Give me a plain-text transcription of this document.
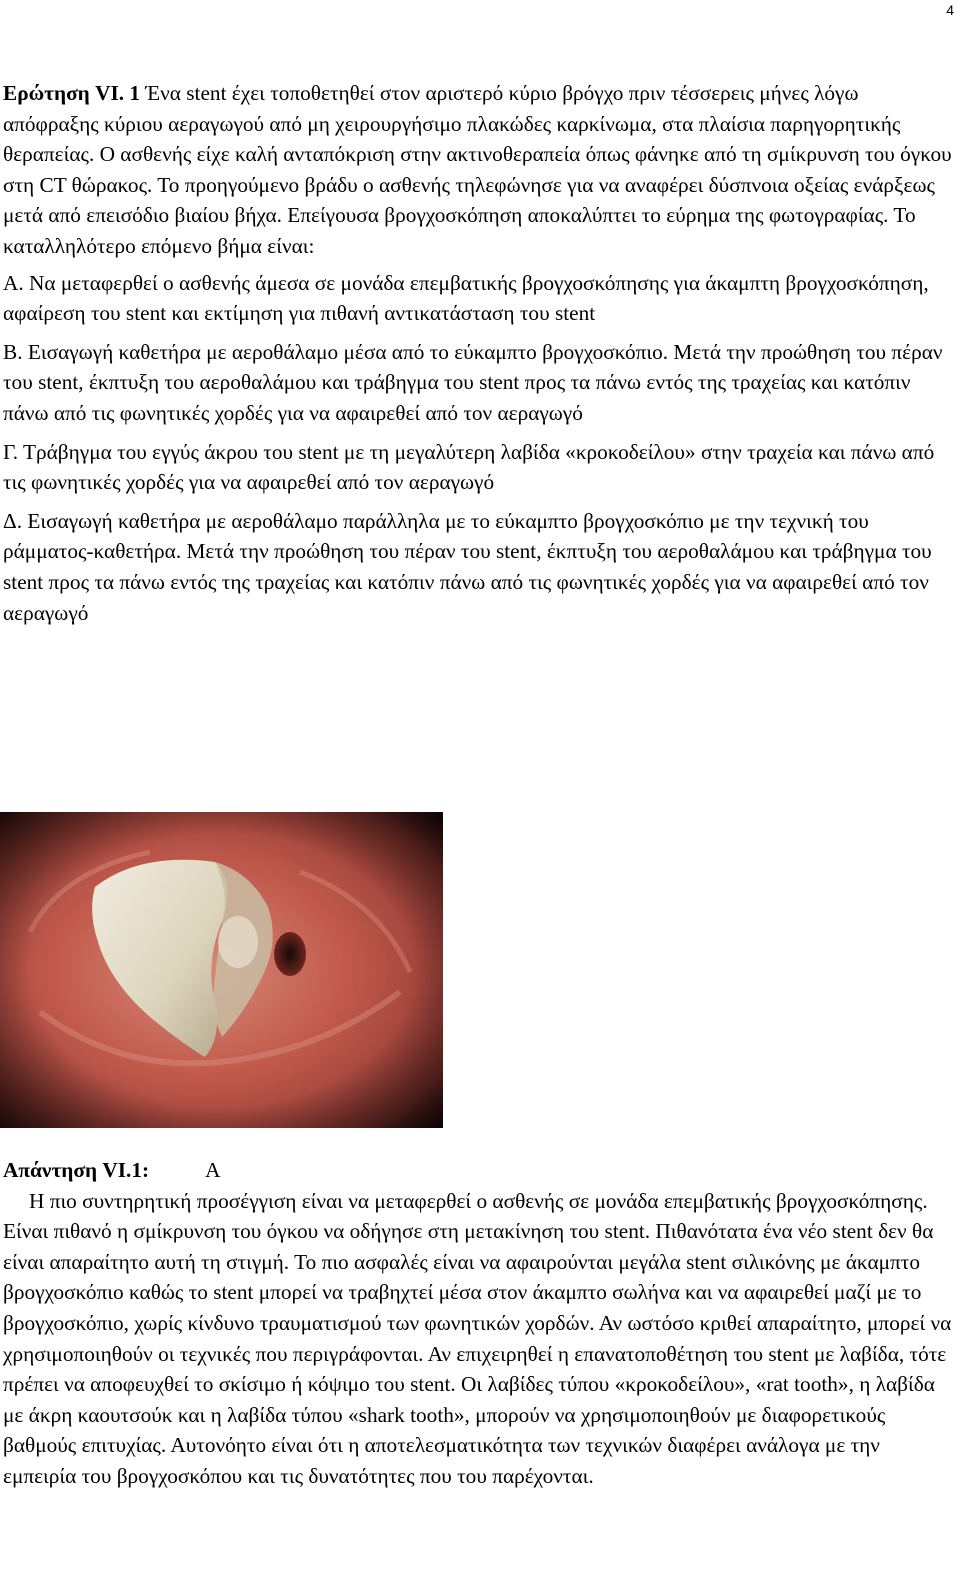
4

Ερώτηση VI. 1 Ένα stent έχει τοποθετηθεί στον αριστερό κύριο βρόγχο πριν τέσσερεις μήνες λόγω απόφραξης κύριου αεραγωγού από μη χειρουργήσιμο πλακώδες καρκίνωμα, στα πλαίσια παρηγορητικής θεραπείας. Ο ασθενής είχε καλή ανταπόκριση στην ακτινοθεραπεία όπως φάνηκε από τη σμίκρυνση του όγκου στη CT θώρακος. Το προηγούμενο βράδυ ο ασθενής τηλεφώνησε για να αναφέρει δύσπνοια οξείας ενάρξεως μετά από επεισόδιο βιαίου βήχα. Επείγουσα βρογχοσκόπηση αποκαλύπτει το εύρημα της φωτογραφίας. Το καταλληλότερο επόμενο βήμα είναι:

Α. Να μεταφερθεί ο ασθενής άμεσα σε μονάδα επεμβατικής βρογχοσκόπησης για άκαμπτη βρογχοσκόπηση, αφαίρεση του stent και εκτίμηση για πιθανή αντικατάσταση του stent

Β. Εισαγωγή καθετήρα με αεροθάλαμο μέσα από το εύκαμπτο βρογχοσκόπιο. Μετά την προώθηση του πέραν του stent, έκπτυξη του αεροθαλάμου και τράβηγμα του stent προς τα πάνω εντός της τραχείας και κατόπιν πάνω από τις φωνητικές χορδές για να αφαιρεθεί από τον αεραγωγό

Γ. Τράβηγμα του εγγύς άκρου του stent με τη μεγαλύτερη λαβίδα «κροκοδείλου» στην τραχεία και πάνω από τις φωνητικές χορδές για να αφαιρεθεί από τον αεραγωγό

Δ. Εισαγωγή καθετήρα με αεροθάλαμο παράλληλα με το εύκαμπτο βρογχοσκόπιο με την τεχνική του ράμματος-καθετήρα. Μετά την προώθηση του πέραν του stent, έκπτυξη του αεροθαλάμου και τράβηγμα του stent προς τα πάνω εντός της τραχείας και κατόπιν πάνω από τις φωνητικές χορδές για να αφαιρεθεί από τον αεραγωγό

Απάντηση VI.1:	Α

Η πιο συντηρητική προσέγγιση είναι να μεταφερθεί ο ασθενής σε μονάδα επεμβατικής βρογχοσκόπησης. Είναι πιθανό η σμίκρυνση του όγκου να οδήγησε στη μετακίνηση του stent. Πιθανότατα ένα νέο stent δεν θα είναι απαραίτητο αυτή τη στιγμή. Το πιο ασφαλές είναι να αφαιρούνται μεγάλα stent σιλικόνης με άκαμπτο βρογχοσκόπιο καθώς το stent μπορεί να τραβηχτεί μέσα στον άκαμπτο σωλήνα και να αφαιρεθεί μαζί με το βρογχοσκόπιο, χωρίς κίνδυνο τραυματισμού των φωνητικών χορδών. Αν ωστόσο κριθεί απαραίτητο, μπορεί να χρησιμοποιηθούν οι τεχνικές που περιγράφονται. Αν επιχειρηθεί η επανατοποθέτηση του stent με λαβίδα, τότε πρέπει να αποφευχθεί το σκίσιμο ή κόψιμο του stent. Οι λαβίδες τύπου «κροκοδείλου», «rat tooth», η λαβίδα με άκρη καουτσούκ και η λαβίδα τύπου «shark tooth», μπορούν να χρησιμοποιηθούν με διαφορετικούς βαθμούς επιτυχίας. Αυτονόητο είναι ότι η αποτελεσματικότητα των τεχνικών διαφέρει ανάλογα με την εμπειρία του βρογχοσκόπου και τις δυνατότητες που του παρέχονται.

▬▬▬▬▬▬▬▬▬▬

*TASK INSTRUCTIONS*:
Transcribe every record above exactly as written, leaving out any pictures.

*WRITTEN REPLY*:
Give me a plain-text transcription of this document.
4

Ερώτηση VI. 1 Ένα stent έχει τοποθετηθεί στον αριστερό κύριο βρόγχο πριν τέσσερεις μήνες λόγω απόφραξης κύριου αεραγωγού από μη χειρουργήσιμο πλακώδες καρκίνωμα, στα πλαίσια παρηγορητικής θεραπείας. Ο ασθενής είχε καλή ανταπόκριση στην ακτινοθεραπεία όπως φάνηκε από τη σμίκρυνση του όγκου στη CT θώρακος. Το προηγούμενο βράδυ ο ασθενής τηλεφώνησε για να αναφέρει δύσπνοια οξείας ενάρξεως μετά από επεισόδιο βιαίου βήχα. Επείγουσα βρογχοσκόπηση αποκαλύπτει το εύρημα της φωτογραφίας. Το καταλληλότερο επόμενο βήμα είναι:

Α. Να μεταφερθεί ο ασθενής άμεσα σε μονάδα επεμβατικής βρογχοσκόπησης για άκαμπτη βρογχοσκόπηση, αφαίρεση του stent και εκτίμηση για πιθανή αντικατάσταση του stent

Β. Εισαγωγή καθετήρα με αεροθάλαμο μέσα από το εύκαμπτο βρογχοσκόπιο. Μετά την προώθηση του πέραν του stent, έκπτυξη του αεροθαλάμου και τράβηγμα του stent προς τα πάνω εντός της τραχείας και κατόπιν πάνω από τις φωνητικές χορδές για να αφαιρεθεί από τον αεραγωγό

Γ. Τράβηγμα του εγγύς άκρου του stent με τη μεγαλύτερη λαβίδα «κροκοδείλου» στην τραχεία και πάνω από τις φωνητικές χορδές για να αφαιρεθεί από τον αεραγωγό

Δ. Εισαγωγή καθετήρα με αεροθάλαμο παράλληλα με το εύκαμπτο βρογχοσκόπιο με την τεχνική του ράμματος-καθετήρα. Μετά την προώθηση του πέραν του stent, έκπτυξη του αεροθαλάμου και τράβηγμα του stent προς τα πάνω εντός της τραχείας και κατόπιν πάνω από τις φωνητικές χορδές για να αφαιρεθεί από τον αεραγωγό

Απάντηση VI.1:	Α

Η πιο συντηρητική προσέγγιση είναι να μεταφερθεί ο ασθενής σε μονάδα επεμβατικής βρογχοσκόπησης. Είναι πιθανό η σμίκρυνση του όγκου να οδήγησε στη μετακίνηση του stent. Πιθανότατα ένα νέο stent δεν θα είναι απαραίτητο αυτή τη στιγμή. Το πιο ασφαλές είναι να αφαιρούνται μεγάλα stent σιλικόνης με άκαμπτο βρογχοσκόπιο καθώς το stent μπορεί να τραβηχτεί μέσα στον άκαμπτο σωλήνα και να αφαιρεθεί μαζί με το βρογχοσκόπιο, χωρίς κίνδυνο τραυματισμού των φωνητικών χορδών. Αν ωστόσο κριθεί απαραίτητο, μπορεί να χρησιμοποιηθούν οι τεχνικές που περιγράφονται. Αν επιχειρηθεί η επανατοποθέτηση του stent με λαβίδα, τότε πρέπει να αποφευχθεί το σκίσιμο ή κόψιμο του stent. Οι λαβίδες τύπου «κροκοδείλου», «rat tooth», η λαβίδα με άκρη καουτσούκ και η λαβίδα τύπου «shark tooth», μπορούν να χρησιμοποιηθούν με διαφορετικούς βαθμούς επιτυχίας. Αυτονόητο είναι ότι η αποτελεσματικότητα των τεχνικών διαφέρει ανάλογα με την εμπειρία του βρογχοσκόπου και τις δυνατότητες που του παρέχονται.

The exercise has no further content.